Copy the rows from the line with "nav-item-home[interactable]: Home <box>22" to the line with "continue-label: Continue <box>833", swapping "Choose Currency" for "Select Currency" and leaving everything else as it is.
RECORDS FOR THIS EXERCISE start
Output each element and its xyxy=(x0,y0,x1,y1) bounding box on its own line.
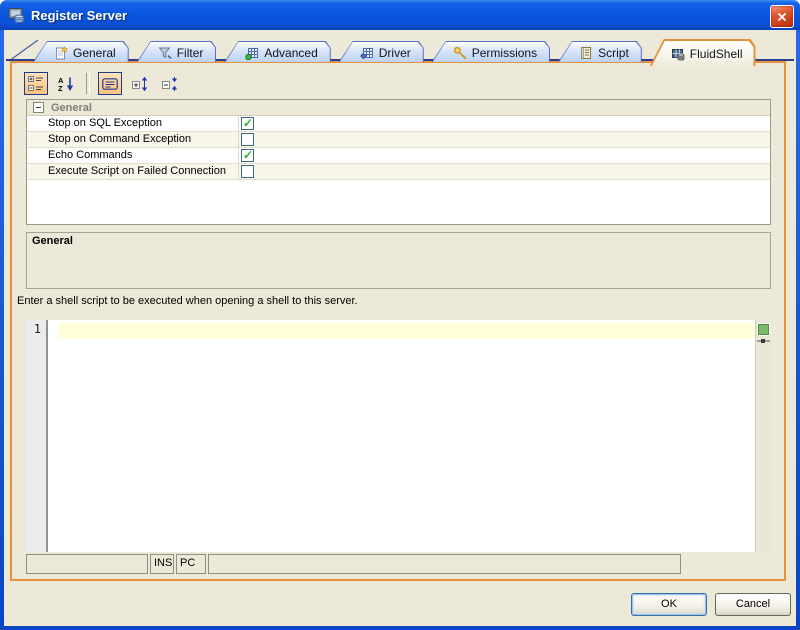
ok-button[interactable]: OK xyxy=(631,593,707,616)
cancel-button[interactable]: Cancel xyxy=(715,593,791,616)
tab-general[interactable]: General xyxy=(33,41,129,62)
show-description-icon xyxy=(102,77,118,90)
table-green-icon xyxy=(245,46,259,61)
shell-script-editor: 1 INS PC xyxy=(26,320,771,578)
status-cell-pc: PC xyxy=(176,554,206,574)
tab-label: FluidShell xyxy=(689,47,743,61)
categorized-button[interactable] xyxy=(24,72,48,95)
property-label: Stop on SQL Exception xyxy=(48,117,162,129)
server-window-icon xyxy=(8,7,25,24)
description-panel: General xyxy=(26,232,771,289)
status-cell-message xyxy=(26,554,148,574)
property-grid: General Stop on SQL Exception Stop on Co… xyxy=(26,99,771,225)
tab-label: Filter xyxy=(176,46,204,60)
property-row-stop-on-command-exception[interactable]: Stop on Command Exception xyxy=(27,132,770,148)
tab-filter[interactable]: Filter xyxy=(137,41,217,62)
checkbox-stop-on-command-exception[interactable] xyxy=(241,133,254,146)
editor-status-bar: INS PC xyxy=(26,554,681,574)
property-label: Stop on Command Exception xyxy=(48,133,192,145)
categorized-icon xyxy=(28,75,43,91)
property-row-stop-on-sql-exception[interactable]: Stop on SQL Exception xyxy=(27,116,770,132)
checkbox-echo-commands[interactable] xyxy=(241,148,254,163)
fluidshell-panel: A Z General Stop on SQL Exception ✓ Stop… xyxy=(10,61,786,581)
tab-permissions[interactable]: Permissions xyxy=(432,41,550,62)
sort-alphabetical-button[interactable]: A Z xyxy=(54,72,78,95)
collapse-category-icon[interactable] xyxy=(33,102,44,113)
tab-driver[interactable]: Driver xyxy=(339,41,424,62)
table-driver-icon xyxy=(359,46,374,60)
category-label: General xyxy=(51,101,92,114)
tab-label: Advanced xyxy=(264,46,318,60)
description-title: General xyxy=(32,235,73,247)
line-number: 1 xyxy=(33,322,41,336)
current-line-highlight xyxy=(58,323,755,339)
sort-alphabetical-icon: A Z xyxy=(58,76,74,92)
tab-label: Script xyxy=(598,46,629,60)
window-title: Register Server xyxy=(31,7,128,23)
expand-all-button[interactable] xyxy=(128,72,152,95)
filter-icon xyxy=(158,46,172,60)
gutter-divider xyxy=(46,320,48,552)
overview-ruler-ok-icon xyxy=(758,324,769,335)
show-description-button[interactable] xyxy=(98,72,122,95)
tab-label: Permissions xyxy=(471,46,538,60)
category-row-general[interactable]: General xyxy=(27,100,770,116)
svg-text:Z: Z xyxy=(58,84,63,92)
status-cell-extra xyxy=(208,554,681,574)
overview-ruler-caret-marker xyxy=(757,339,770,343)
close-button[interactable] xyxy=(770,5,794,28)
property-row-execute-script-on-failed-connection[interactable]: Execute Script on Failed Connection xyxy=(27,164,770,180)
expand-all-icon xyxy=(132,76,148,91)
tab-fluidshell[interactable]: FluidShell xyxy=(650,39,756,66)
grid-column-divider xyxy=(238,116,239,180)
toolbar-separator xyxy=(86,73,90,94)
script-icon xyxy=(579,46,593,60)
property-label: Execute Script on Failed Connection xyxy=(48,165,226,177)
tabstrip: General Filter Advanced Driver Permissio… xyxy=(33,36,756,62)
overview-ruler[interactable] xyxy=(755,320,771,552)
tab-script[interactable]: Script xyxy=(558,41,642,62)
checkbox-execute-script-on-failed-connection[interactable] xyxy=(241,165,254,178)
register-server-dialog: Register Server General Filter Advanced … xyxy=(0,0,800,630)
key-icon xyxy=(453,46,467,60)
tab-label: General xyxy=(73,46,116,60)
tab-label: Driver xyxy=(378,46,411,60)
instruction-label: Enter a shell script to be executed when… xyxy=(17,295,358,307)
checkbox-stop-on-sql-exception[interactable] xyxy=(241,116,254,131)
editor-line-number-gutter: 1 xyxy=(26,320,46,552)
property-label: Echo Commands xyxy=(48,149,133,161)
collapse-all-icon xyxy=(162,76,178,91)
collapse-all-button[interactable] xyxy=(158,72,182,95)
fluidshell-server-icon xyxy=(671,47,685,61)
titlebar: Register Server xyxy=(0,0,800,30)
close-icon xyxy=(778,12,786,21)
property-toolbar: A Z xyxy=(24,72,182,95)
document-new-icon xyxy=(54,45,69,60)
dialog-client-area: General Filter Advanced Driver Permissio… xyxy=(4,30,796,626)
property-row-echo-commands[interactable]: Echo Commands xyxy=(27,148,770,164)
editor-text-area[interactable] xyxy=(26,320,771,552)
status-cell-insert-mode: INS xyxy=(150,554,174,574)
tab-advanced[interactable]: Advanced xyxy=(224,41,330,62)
RECORDS FOR THIS EXERCISE end
RECORDS FOR THIS EXERCISE start
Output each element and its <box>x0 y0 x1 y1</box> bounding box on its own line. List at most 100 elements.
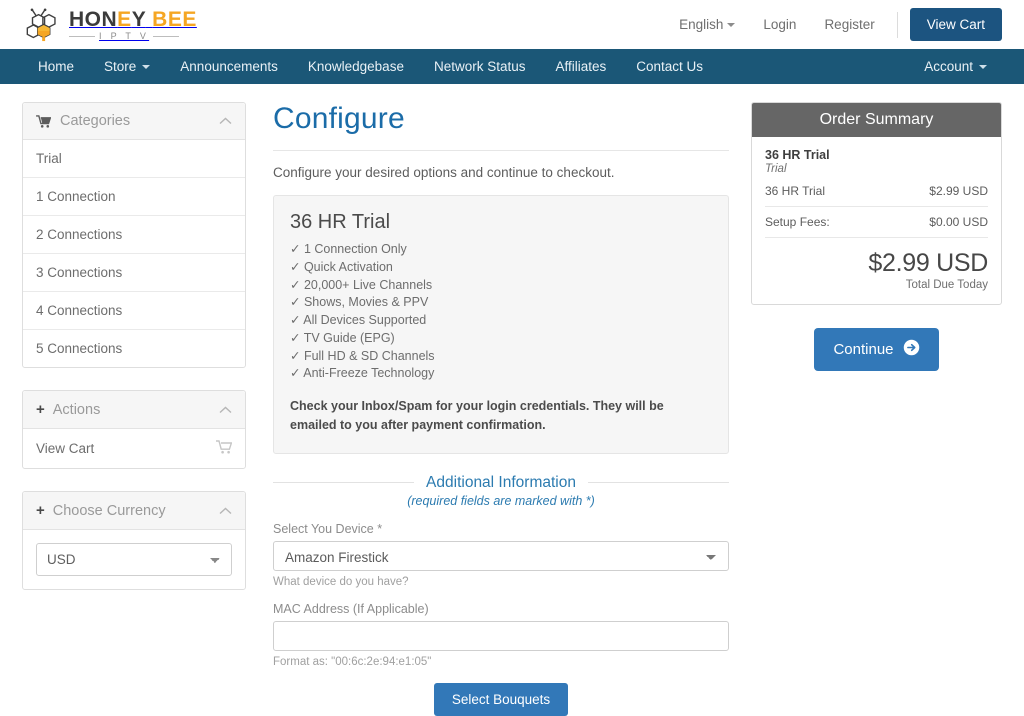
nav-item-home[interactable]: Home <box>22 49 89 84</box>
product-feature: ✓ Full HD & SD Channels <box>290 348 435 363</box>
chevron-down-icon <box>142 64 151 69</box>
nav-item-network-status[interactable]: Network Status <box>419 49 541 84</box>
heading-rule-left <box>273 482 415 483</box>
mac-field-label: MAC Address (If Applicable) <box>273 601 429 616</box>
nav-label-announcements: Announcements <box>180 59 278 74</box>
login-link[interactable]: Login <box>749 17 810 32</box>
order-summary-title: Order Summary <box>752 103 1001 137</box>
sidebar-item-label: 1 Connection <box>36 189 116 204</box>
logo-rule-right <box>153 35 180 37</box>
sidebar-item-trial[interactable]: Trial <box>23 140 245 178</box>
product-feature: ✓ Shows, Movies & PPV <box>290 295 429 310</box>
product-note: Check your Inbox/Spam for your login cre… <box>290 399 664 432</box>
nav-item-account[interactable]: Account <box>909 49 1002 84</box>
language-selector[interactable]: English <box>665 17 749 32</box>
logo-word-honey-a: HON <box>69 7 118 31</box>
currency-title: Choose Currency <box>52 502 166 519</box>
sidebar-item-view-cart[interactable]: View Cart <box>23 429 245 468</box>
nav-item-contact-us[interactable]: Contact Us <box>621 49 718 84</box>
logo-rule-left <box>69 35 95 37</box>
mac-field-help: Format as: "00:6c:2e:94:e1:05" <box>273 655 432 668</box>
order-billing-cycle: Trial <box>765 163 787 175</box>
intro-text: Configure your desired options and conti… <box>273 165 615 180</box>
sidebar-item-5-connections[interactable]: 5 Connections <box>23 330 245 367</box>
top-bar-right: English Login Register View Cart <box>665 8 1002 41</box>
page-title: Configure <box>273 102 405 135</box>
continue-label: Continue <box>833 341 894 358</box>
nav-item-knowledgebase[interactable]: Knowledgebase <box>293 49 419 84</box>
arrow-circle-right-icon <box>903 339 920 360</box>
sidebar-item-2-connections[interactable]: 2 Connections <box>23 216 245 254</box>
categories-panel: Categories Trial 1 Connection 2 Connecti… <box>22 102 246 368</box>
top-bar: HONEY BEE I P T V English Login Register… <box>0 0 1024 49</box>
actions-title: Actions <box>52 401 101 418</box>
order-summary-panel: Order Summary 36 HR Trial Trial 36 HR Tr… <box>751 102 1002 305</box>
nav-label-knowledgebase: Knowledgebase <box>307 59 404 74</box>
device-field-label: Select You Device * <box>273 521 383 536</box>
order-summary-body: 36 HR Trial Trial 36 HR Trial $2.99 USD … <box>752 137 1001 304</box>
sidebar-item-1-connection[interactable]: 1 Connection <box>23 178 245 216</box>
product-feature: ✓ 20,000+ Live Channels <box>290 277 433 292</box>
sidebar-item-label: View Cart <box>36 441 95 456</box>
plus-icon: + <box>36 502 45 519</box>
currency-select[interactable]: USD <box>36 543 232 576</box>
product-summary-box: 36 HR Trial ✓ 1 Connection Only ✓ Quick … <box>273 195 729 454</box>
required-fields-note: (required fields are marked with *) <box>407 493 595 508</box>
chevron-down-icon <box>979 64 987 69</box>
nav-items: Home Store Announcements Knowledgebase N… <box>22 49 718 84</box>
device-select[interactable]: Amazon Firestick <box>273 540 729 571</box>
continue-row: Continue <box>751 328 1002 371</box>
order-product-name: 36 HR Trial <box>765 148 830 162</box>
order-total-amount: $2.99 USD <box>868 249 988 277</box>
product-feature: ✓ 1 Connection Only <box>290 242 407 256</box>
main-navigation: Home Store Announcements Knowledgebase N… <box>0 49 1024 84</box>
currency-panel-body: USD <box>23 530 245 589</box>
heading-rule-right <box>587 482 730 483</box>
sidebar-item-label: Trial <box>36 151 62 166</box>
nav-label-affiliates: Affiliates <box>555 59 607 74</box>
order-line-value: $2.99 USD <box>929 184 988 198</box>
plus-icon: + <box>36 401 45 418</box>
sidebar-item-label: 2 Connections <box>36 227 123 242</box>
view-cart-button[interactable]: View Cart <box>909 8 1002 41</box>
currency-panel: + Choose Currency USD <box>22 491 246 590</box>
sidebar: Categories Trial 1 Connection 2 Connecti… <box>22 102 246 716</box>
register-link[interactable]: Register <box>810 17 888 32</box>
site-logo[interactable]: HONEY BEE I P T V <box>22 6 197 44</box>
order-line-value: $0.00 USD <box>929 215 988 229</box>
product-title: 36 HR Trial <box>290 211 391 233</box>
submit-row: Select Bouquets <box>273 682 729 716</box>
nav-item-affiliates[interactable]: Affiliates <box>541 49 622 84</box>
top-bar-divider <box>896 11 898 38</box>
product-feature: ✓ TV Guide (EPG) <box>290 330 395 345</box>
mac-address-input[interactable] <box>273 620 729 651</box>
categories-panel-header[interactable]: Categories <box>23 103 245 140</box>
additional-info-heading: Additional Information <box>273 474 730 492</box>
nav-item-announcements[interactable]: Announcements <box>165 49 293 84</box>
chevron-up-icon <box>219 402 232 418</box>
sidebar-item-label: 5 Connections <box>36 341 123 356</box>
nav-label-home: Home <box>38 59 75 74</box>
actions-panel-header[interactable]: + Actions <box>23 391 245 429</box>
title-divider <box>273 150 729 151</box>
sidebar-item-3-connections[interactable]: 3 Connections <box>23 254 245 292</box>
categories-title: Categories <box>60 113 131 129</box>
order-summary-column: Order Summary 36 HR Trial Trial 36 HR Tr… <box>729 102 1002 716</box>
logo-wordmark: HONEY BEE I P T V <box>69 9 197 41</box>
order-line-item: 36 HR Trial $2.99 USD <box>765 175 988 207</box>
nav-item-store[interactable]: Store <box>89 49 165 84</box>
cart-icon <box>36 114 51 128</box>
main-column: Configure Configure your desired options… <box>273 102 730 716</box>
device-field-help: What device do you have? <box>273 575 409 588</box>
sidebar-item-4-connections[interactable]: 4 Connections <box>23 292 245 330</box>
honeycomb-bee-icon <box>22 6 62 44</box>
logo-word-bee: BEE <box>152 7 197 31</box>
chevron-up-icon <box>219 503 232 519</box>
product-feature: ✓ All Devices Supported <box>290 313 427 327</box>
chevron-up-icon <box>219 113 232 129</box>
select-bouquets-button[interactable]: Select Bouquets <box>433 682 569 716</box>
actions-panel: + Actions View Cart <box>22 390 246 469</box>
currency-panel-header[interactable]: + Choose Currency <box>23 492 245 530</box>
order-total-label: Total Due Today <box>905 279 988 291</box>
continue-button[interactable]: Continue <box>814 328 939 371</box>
RECORDS FOR THIS EXERCISE end
RESULT BELOW:
nav-item-home[interactable]: Home <box>22 49 89 84</box>
product-feature: ✓ Full HD & SD Channels <box>290 348 435 363</box>
chevron-down-icon <box>142 64 151 69</box>
nav-item-network-status[interactable]: Network Status <box>419 49 541 84</box>
heading-rule-left <box>273 482 415 483</box>
mac-field-label: MAC Address (If Applicable) <box>273 601 429 616</box>
nav-label-announcements: Announcements <box>180 59 278 74</box>
login-link[interactable]: Login <box>749 17 810 32</box>
order-summary-title: Order Summary <box>752 103 1001 137</box>
sidebar-item-label: 1 Connection <box>36 189 116 204</box>
logo-rule-right <box>153 35 180 37</box>
sidebar-item-trial[interactable]: Trial <box>23 140 245 178</box>
product-feature: ✓ Shows, Movies & PPV <box>290 295 429 310</box>
product-note: Check your Inbox/Spam for your login cre… <box>290 399 664 432</box>
nav-item-account[interactable]: Account <box>909 49 1002 84</box>
language-selector[interactable]: English <box>665 17 749 32</box>
logo-word-honey-a: HON <box>69 7 118 31</box>
currency-title: Select Currency <box>52 502 166 519</box>
sidebar-item-view-cart[interactable]: View Cart <box>23 429 245 468</box>
nav-item-contact-us[interactable]: Contact Us <box>621 49 718 84</box>
logo-rule-left <box>69 35 95 37</box>
mac-field-help: Format as: "00:6c:2e:94:e1:05" <box>273 655 432 668</box>
order-billing-cycle: Trial <box>765 163 787 175</box>
intro-text: Configure your desired options and conti… <box>273 165 615 180</box>
sidebar-item-5-connections[interactable]: 5 Connections <box>23 330 245 367</box>
top-bar-right: English Login Register View Cart <box>665 8 1002 41</box>
page-title: Configure <box>273 102 405 135</box>
continue-label: Continue <box>833 341 894 358</box>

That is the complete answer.